CHALLENGE: Repeat the listing that follows, character for character, minus the pictures.

— Begin DATA FOR PROCESSING —

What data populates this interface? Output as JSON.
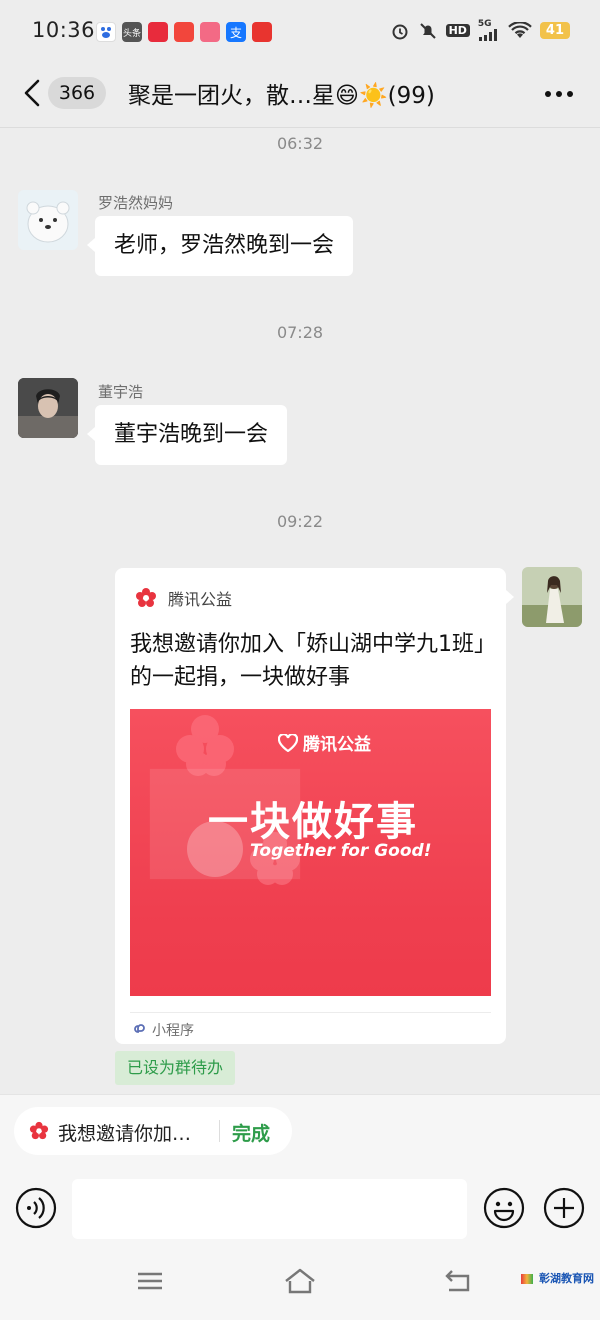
{
  "status_bar": {
    "time": "10:36",
    "notification_icons": [
      {
        "icon": "baidu-icon",
        "text": "",
        "color": "#2f6de0"
      },
      {
        "icon": "toutiao-icon",
        "text": "头条",
        "color": "#555555"
      },
      {
        "icon": "app-icon",
        "text": "",
        "color": "#e82b3c"
      },
      {
        "icon": "app-icon",
        "text": "",
        "color": "#f2463c"
      },
      {
        "icon": "app-icon",
        "text": "",
        "color": "#f36a85"
      },
      {
        "icon": "alipay-icon",
        "text": "支",
        "color": "#1677ff"
      },
      {
        "icon": "app-icon",
        "text": "",
        "color": "#e8342f"
      }
    ],
    "network_label": "5G",
    "hd_label": "HD",
    "battery": "41"
  },
  "header": {
    "unread_count": "366",
    "title": "聚是一团火，散…星😄☀️(99)"
  },
  "messages": [
    {
      "type": "time",
      "text": "06:32"
    },
    {
      "type": "incoming",
      "sender": "罗浩然妈妈",
      "text": "老师，罗浩然晚到一会"
    },
    {
      "type": "time",
      "text": "07:28"
    },
    {
      "type": "incoming",
      "sender": "董宇浩",
      "text": "董宇浩晚到一会"
    },
    {
      "type": "time",
      "text": "09:22"
    }
  ],
  "card": {
    "source": "腾讯公益",
    "title": "我想邀请你加入「娇山湖中学九1班」的一起捐，一块做好事",
    "image_brand": "腾讯公益",
    "image_slogan": "一块做好事",
    "image_tagline": "Together for Good!",
    "footer": "小程序",
    "todo_tag": "已设为群待办"
  },
  "quote_bar": {
    "text": "我想邀请你加…",
    "done_label": "完成"
  },
  "watermark": "彰湖教育网",
  "colors": {
    "background": "#ededed",
    "accent_green": "#2e9c4a",
    "brand_red": "#ee3b4b"
  }
}
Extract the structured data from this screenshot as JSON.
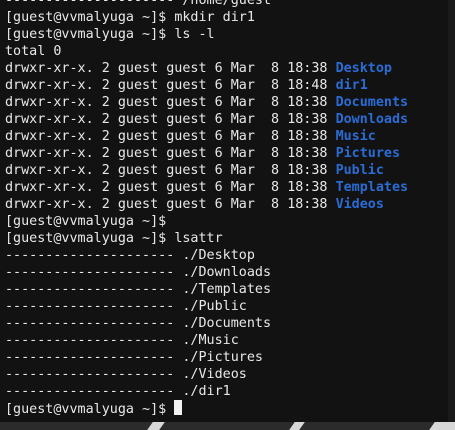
{
  "terminal": {
    "prompt": "[guest@vvmalyuga ~]$",
    "top_partial_line": "--------------------- /home/guest",
    "mkdir_command": "mkdir dir1",
    "ls_command": "ls -l",
    "total_line": "total 0",
    "listing": [
      {
        "perms": "drwxr-xr-x.",
        "links": "2",
        "owner": "guest",
        "group": "guest",
        "size": "6",
        "month": "Mar",
        "day": "8",
        "time": "18:38",
        "name": "Desktop"
      },
      {
        "perms": "drwxr-xr-x.",
        "links": "2",
        "owner": "guest",
        "group": "guest",
        "size": "6",
        "month": "Mar",
        "day": "8",
        "time": "18:48",
        "name": "dir1"
      },
      {
        "perms": "drwxr-xr-x.",
        "links": "2",
        "owner": "guest",
        "group": "guest",
        "size": "6",
        "month": "Mar",
        "day": "8",
        "time": "18:38",
        "name": "Documents"
      },
      {
        "perms": "drwxr-xr-x.",
        "links": "2",
        "owner": "guest",
        "group": "guest",
        "size": "6",
        "month": "Mar",
        "day": "8",
        "time": "18:38",
        "name": "Downloads"
      },
      {
        "perms": "drwxr-xr-x.",
        "links": "2",
        "owner": "guest",
        "group": "guest",
        "size": "6",
        "month": "Mar",
        "day": "8",
        "time": "18:38",
        "name": "Music"
      },
      {
        "perms": "drwxr-xr-x.",
        "links": "2",
        "owner": "guest",
        "group": "guest",
        "size": "6",
        "month": "Mar",
        "day": "8",
        "time": "18:38",
        "name": "Pictures"
      },
      {
        "perms": "drwxr-xr-x.",
        "links": "2",
        "owner": "guest",
        "group": "guest",
        "size": "6",
        "month": "Mar",
        "day": "8",
        "time": "18:38",
        "name": "Public"
      },
      {
        "perms": "drwxr-xr-x.",
        "links": "2",
        "owner": "guest",
        "group": "guest",
        "size": "6",
        "month": "Mar",
        "day": "8",
        "time": "18:38",
        "name": "Templates"
      },
      {
        "perms": "drwxr-xr-x.",
        "links": "2",
        "owner": "guest",
        "group": "guest",
        "size": "6",
        "month": "Mar",
        "day": "8",
        "time": "18:38",
        "name": "Videos"
      }
    ],
    "lsattr_command": "lsattr",
    "attr_flags": "---------------------",
    "lsattr_entries": [
      "./Desktop",
      "./Downloads",
      "./Templates",
      "./Public",
      "./Documents",
      "./Music",
      "./Pictures",
      "./Videos",
      "./dir1"
    ],
    "colors": {
      "background": "#121212",
      "text": "#e8e8e8",
      "directory": "#2b6cd4"
    }
  }
}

— End DATA FOR PROCESSING —

THE COMPLETED TASK:
What data populates this interface? Output as JSON.
{
  "status_bar": {
    "time": "10:36",
    "notification_icons": [
      {
        "icon": "baidu-icon",
        "text": "",
        "color": "#2f6de0"
      },
      {
        "icon": "toutiao-icon",
        "text": "头条",
        "color": "#555555"
      },
      {
        "icon": "app-icon",
        "text": "",
        "color": "#e82b3c"
      },
      {
        "icon": "app-icon",
        "text": "",
        "color": "#f2463c"
      },
      {
        "icon": "app-icon",
        "text": "",
        "color": "#f36a85"
      },
      {
        "icon": "alipay-icon",
        "text": "支",
        "color": "#1677ff"
      },
      {
        "icon": "app-icon",
        "text": "",
        "color": "#e8342f"
      }
    ],
    "network_label": "5G",
    "hd_label": "HD",
    "battery": "41"
  },
  "header": {
    "unread_count": "366",
    "title": "聚是一团火，散…星😄☀️(99)"
  },
  "messages": [
    {
      "type": "time",
      "text": "06:32"
    },
    {
      "type": "incoming",
      "sender": "罗浩然妈妈",
      "text": "老师，罗浩然晚到一会"
    },
    {
      "type": "time",
      "text": "07:28"
    },
    {
      "type": "incoming",
      "sender": "董宇浩",
      "text": "董宇浩晚到一会"
    },
    {
      "type": "time",
      "text": "09:22"
    }
  ],
  "card": {
    "source": "腾讯公益",
    "title": "我想邀请你加入「娇山湖中学九1班」的一起捐，一块做好事",
    "image_brand": "腾讯公益",
    "image_slogan": "一块做好事",
    "image_tagline": "Together for Good!",
    "footer": "小程序",
    "todo_tag": "已设为群待办"
  },
  "quote_bar": {
    "text": "我想邀请你加…",
    "done_label": "完成"
  },
  "watermark": "彰湖教育网",
  "colors": {
    "background": "#ededed",
    "accent_green": "#2e9c4a",
    "brand_red": "#ee3b4b"
  }
}
Extract the structured data from this screenshot as JSON.
{
  "terminal": {
    "prompt": "[guest@vvmalyuga ~]$",
    "top_partial_line": "--------------------- /home/guest",
    "mkdir_command": "mkdir dir1",
    "ls_command": "ls -l",
    "total_line": "total 0",
    "listing": [
      {
        "perms": "drwxr-xr-x.",
        "links": "2",
        "owner": "guest",
        "group": "guest",
        "size": "6",
        "month": "Mar",
        "day": "8",
        "time": "18:38",
        "name": "Desktop"
      },
      {
        "perms": "drwxr-xr-x.",
        "links": "2",
        "owner": "guest",
        "group": "guest",
        "size": "6",
        "month": "Mar",
        "day": "8",
        "time": "18:48",
        "name": "dir1"
      },
      {
        "perms": "drwxr-xr-x.",
        "links": "2",
        "owner": "guest",
        "group": "guest",
        "size": "6",
        "month": "Mar",
        "day": "8",
        "time": "18:38",
        "name": "Documents"
      },
      {
        "perms": "drwxr-xr-x.",
        "links": "2",
        "owner": "guest",
        "group": "guest",
        "size": "6",
        "month": "Mar",
        "day": "8",
        "time": "18:38",
        "name": "Downloads"
      },
      {
        "perms": "drwxr-xr-x.",
        "links": "2",
        "owner": "guest",
        "group": "guest",
        "size": "6",
        "month": "Mar",
        "day": "8",
        "time": "18:38",
        "name": "Music"
      },
      {
        "perms": "drwxr-xr-x.",
        "links": "2",
        "owner": "guest",
        "group": "guest",
        "size": "6",
        "month": "Mar",
        "day": "8",
        "time": "18:38",
        "name": "Pictures"
      },
      {
        "perms": "drwxr-xr-x.",
        "links": "2",
        "owner": "guest",
        "group": "guest",
        "size": "6",
        "month": "Mar",
        "day": "8",
        "time": "18:38",
        "name": "Public"
      },
      {
        "perms": "drwxr-xr-x.",
        "links": "2",
        "owner": "guest",
        "group": "guest",
        "size": "6",
        "month": "Mar",
        "day": "8",
        "time": "18:38",
        "name": "Templates"
      },
      {
        "perms": "drwxr-xr-x.",
        "links": "2",
        "owner": "guest",
        "group": "guest",
        "size": "6",
        "month": "Mar",
        "day": "8",
        "time": "18:38",
        "name": "Videos"
      }
    ],
    "lsattr_command": "lsattr",
    "attr_flags": "---------------------",
    "lsattr_entries": [
      "./Desktop",
      "./Downloads",
      "./Templates",
      "./Public",
      "./Documents",
      "./Music",
      "./Pictures",
      "./Videos",
      "./dir1"
    ],
    "colors": {
      "background": "#121212",
      "text": "#e8e8e8",
      "directory": "#2b6cd4"
    }
  }
}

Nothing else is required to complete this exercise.